Problem statement: Reproduce all the entries, matching the original word for word.

==== Working data ====

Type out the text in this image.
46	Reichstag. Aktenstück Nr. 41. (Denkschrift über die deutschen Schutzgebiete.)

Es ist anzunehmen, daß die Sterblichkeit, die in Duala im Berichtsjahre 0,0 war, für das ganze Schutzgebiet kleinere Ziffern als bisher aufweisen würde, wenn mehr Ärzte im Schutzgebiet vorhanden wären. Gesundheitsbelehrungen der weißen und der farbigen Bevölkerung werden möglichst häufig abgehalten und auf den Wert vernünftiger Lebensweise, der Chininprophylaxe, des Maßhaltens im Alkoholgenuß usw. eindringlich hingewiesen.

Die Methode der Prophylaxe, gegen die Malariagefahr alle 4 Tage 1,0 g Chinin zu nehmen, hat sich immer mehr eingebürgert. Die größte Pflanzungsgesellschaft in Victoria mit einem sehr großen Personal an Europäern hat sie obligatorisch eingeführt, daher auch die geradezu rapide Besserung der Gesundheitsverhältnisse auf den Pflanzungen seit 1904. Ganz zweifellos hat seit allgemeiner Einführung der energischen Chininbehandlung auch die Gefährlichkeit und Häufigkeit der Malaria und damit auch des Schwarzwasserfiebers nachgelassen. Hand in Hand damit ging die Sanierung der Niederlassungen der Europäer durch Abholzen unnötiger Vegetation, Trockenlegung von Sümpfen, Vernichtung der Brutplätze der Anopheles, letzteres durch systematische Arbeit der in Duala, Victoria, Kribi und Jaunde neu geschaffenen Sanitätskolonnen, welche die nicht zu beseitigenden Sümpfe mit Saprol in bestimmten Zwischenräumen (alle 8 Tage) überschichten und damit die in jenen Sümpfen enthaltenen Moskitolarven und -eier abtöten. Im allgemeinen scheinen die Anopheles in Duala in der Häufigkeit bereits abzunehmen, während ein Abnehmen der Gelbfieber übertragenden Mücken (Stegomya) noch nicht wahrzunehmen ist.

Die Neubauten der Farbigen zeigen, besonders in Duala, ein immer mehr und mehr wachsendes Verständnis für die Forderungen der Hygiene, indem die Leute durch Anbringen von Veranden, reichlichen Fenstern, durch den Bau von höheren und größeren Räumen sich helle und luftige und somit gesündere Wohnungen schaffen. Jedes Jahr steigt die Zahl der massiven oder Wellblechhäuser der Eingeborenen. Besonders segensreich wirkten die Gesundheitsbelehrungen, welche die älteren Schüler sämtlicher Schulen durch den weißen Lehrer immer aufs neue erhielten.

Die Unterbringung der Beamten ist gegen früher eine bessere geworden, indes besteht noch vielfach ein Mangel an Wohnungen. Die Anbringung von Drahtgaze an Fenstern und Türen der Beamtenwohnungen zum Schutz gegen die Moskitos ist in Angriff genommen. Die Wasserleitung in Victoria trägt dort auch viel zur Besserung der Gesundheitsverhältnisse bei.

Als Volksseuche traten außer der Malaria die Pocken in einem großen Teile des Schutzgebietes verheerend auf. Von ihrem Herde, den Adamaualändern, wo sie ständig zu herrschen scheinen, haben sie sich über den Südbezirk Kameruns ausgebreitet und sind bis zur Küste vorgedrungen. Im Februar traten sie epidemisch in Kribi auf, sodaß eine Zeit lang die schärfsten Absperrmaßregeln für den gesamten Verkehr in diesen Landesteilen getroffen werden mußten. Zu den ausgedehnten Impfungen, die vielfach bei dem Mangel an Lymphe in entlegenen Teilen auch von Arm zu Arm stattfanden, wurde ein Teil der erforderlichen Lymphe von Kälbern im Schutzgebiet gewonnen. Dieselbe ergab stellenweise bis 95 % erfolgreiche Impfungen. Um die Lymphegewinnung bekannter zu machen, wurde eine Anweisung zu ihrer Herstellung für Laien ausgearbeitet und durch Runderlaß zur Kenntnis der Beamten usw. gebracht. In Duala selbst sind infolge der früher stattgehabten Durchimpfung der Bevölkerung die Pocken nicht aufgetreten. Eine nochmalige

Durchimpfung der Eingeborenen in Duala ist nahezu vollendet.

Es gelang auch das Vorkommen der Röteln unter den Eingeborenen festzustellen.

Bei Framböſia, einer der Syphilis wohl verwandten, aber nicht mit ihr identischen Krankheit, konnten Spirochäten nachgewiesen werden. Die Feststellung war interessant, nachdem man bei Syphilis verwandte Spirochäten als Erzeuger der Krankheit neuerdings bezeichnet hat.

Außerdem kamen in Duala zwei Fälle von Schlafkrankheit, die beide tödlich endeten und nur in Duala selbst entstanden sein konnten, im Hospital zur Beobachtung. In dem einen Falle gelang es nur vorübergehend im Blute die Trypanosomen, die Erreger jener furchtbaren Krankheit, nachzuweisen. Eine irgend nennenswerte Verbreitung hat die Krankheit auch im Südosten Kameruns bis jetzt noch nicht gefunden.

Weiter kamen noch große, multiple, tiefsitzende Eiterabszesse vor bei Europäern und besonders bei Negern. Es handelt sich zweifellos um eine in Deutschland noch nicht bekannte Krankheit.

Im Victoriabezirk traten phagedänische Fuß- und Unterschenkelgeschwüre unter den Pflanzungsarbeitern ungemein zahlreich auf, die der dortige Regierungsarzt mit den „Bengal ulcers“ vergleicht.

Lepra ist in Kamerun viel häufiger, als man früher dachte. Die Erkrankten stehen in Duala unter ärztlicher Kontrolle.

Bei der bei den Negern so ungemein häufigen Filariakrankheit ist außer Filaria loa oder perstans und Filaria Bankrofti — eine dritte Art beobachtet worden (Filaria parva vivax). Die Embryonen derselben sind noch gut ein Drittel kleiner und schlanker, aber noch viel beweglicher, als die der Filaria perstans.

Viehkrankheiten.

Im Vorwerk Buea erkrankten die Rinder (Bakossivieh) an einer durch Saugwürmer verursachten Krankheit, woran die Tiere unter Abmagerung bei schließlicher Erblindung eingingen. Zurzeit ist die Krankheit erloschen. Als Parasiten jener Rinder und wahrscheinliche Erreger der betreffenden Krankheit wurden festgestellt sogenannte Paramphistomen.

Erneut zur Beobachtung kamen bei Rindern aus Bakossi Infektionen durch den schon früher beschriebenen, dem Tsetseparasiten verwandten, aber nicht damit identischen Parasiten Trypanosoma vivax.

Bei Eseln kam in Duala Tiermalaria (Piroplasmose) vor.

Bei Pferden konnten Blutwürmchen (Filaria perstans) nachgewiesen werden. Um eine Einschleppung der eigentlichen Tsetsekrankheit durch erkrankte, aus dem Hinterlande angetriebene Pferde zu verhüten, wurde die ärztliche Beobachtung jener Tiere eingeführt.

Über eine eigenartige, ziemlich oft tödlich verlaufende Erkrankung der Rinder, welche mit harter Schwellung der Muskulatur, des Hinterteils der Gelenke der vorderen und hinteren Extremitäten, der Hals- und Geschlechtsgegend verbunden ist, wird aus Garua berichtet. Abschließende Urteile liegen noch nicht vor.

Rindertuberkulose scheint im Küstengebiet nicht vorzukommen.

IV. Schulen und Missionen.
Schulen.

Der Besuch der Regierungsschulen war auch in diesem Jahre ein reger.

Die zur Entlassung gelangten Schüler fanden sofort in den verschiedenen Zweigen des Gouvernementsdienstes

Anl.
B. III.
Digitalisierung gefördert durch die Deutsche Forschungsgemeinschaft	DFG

====

Exercise output:
Type out the text in this image.
46	Reichstag. Aktenstück Nr. 41. (Denkschrift über die deutschen Schutzgebiete.)

Es ist anzunehmen, daß die Sterblichkeit, die in Duala im Berichtsjahre 0,0 war, für das ganze Schutzgebiet kleinere Ziffern als bisher aufweisen würde, wenn mehr Ärzte im Schutzgebiet vorhanden wären. Gesundheitsbelehrungen der weißen und der farbigen Bevölkerung werden möglichst häufig abgehalten und auf den Wert vernünftiger Lebensweise, der Chininprophylaxe, des Maßhaltens im Alkoholgenuß usw. eindringlich hingewiesen.

Die Methode der Prophylaxe, gegen die Malariagefahr alle 4 Tage 1,0 g Chinin zu nehmen, hat sich immer mehr eingebürgert. Die größte Pflanzungsgesellschaft in Victoria mit einem sehr großen Personal an Europäern hat sie obligatorisch eingeführt, daher auch die geradezu rapide Besserung der Gesundheitsverhältnisse auf den Pflanzungen seit 1904. Ganz zweifellos hat seit allgemeiner Einführung der energischen Chininbehandlung auch die Gefährlichkeit und Häufigkeit der Malaria und damit auch des Schwarzwasserfiebers nachgelassen. Hand in Hand damit ging die Sanierung der Niederlassungen der Europäer durch Abholzen unnötiger Vegetation, Trockenlegung von Sümpfen, Vernichtung der Brutplätze der Anopheles, letzteres durch systematische Arbeit der in Duala, Victoria, Kribi und Jaunde neu geschaffenen Sanitätskolonnen, welche die nicht zu beseitigenden Sümpfe mit Saprol in bestimmten Zwischenräumen (alle 8 Tage) überschichten und damit die in jenen Sümpfen enthaltenen Moskitolarven und -eier abtöten. Im allgemeinen scheinen die Anopheles in Duala in der Häufigkeit bereits abzunehmen, während ein Abnehmen der Gelbfieber übertragenden Mücken (Stegomya) noch nicht wahrzunehmen ist.

Die Neubauten der Farbigen zeigen, besonders in Duala, ein immer mehr und mehr wachsendes Verständnis für die Forderungen der Hygiene, indem die Leute durch Anbringen von Veranden, reichlichen Fenstern, durch den Bau von höheren und größeren Räumen sich helle und luftige und somit gesündere Wohnungen schaffen. Jedes Jahr steigt die Zahl der massiven oder Wellblechhäuser der Eingeborenen. Besonders segensreich wirkten die Gesundheitsbelehrungen, welche die älteren Schüler sämtlicher Schulen durch den weißen Lehrer immer aufs neue erhielten.

Die Unterbringung der Beamten ist gegen früher eine bessere geworden, indes besteht noch vielfach ein Mangel an Wohnungen. Die Anbringung von Drahtgaze an Fenstern und Türen der Beamtenwohnungen zum Schutz gegen die Moskitos ist in Angriff genommen. Die Wasserleitung in Victoria trägt dort auch viel zur Besserung der Gesundheitsverhältnisse bei.

Als Volksseuche traten außer der Malaria die Pocken in einem großen Teile des Schutzgebietes verheerend auf. Von ihrem Herde, den Adamaualändern, wo sie ständig zu herrschen scheinen, haben sie sich über den Südbezirk Kameruns ausgebreitet und sind bis zur Küste vorgedrungen. Im Februar traten sie epidemisch in Kribi auf, sodaß eine Zeit lang die schärfsten Absperrmaßregeln für den gesamten Verkehr in diesen Landesteilen getroffen werden mußten. Zu den ausgedehnten Impfungen, die vielfach bei dem Mangel an Lymphe in entlegenen Teilen auch von Arm zu Arm stattfanden, wurde ein Teil der erforderlichen Lymphe von Kälbern im Schutzgebiet gewonnen. Dieselbe ergab stellenweise bis 95 % erfolgreiche Impfungen. Um die Lymphegewinnung bekannter zu machen, wurde eine Anweisung zu ihrer Herstellung für Laien ausgearbeitet und durch Runderlaß zur Kenntnis der Beamten usw. gebracht. In Duala selbst sind infolge der früher stattgehabten Durchimpfung der Bevölkerung die Pocken nicht aufgetreten. Eine nochmalige

Durchimpfung der Eingeborenen in Duala ist nahezu vollendet.

Es gelang auch das Vorkommen der Röteln unter den Eingeborenen festzustellen.

Bei Framböſia, einer der Syphilis wohl verwandten, aber nicht mit ihr identischen Krankheit, konnten Spirochäten nachgewiesen werden. Die Feststellung war interessant, nachdem man bei Syphilis verwandte Spirochäten als Erzeuger der Krankheit neuerdings bezeichnet hat.

Außerdem kamen in Duala zwei Fälle von Schlafkrankheit, die beide tödlich endeten und nur in Duala selbst entstanden sein konnten, im Hospital zur Beobachtung. In dem einen Falle gelang es nur vorübergehend im Blute die Trypanosomen, die Erreger jener furchtbaren Krankheit, nachzuweisen. Eine irgend nennenswerte Verbreitung hat die Krankheit auch im Südosten Kameruns bis jetzt noch nicht gefunden.

Weiter kamen noch große, multiple, tiefsitzende Eiterabszesse vor bei Europäern und besonders bei Negern. Es handelt sich zweifellos um eine in Deutschland noch nicht bekannte Krankheit.

Im Victoriabezirk traten phagedänische Fuß- und Unterschenkelgeschwüre unter den Pflanzungsarbeitern ungemein zahlreich auf, die der dortige Regierungsarzt mit den „Bengal ulcers“ vergleicht.

Lepra ist in Kamerun viel häufiger, als man früher dachte. Die Erkrankten stehen in Duala unter ärztlicher Kontrolle.

Bei der bei den Negern so ungemein häufigen Filariakrankheit ist außer Filaria loa oder perstans und Filaria Bankrofti — eine dritte Art beobachtet worden (Filaria parva vivax). Die Embryonen derselben sind noch gut ein Drittel kleiner und schlanker, aber noch viel beweglicher, als die der Filaria perstans.

Viehkrankheiten.

Im Vorwerk Buea erkrankten die Rinder (Bakossivieh) an einer durch Saugwürmer verursachten Krankheit, woran die Tiere unter Abmagerung bei schließlicher Erblindung eingingen. Zurzeit ist die Krankheit erloschen. Als Parasiten jener Rinder und wahrscheinliche Erreger der betreffenden Krankheit wurden festgestellt sogenannte Paramphistomen.

Erneut zur Beobachtung kamen bei Rindern aus Bakossi Infektionen durch den schon früher beschriebenen, dem Tsetseparasiten verwandten, aber nicht damit identischen Parasiten Trypanosoma vivax.

Bei Eseln kam in Duala Tiermalaria (Piroplasmose) vor.

Bei Pferden konnten Blutwürmchen (Filaria perstans) nachgewiesen werden. Um eine Einschleppung der eigentlichen Tsetsekrankheit durch erkrankte, aus dem Hinterlande angetriebene Pferde zu verhüten, wurde die ärztliche Beobachtung jener Tiere eingeführt.

Über eine eigenartige, ziemlich oft tödlich verlaufende Erkrankung der Rinder, welche mit harter Schwellung der Muskulatur, des Hinterteils der Gelenke der vorderen und hinteren Extremitäten, der Hals- und Geschlechtsgegend verbunden ist, wird aus Garua berichtet. Abschließende Urteile liegen noch nicht vor.

Rindertuberkulose scheint im Küstengebiet nicht vorzukommen.

IV. Schulen und Missionen.
Schulen.

Der Besuch der Regierungsschulen war auch in diesem Jahre ein reger.

Die zur Entlassung gelangten Schüler fanden sofort in den verschiedenen Zweigen des Gouvernementsdienstes

Anl.
B. III.
Digitalisierung gefördert durch die Deutsche Forschungsgemeinschaft	DFG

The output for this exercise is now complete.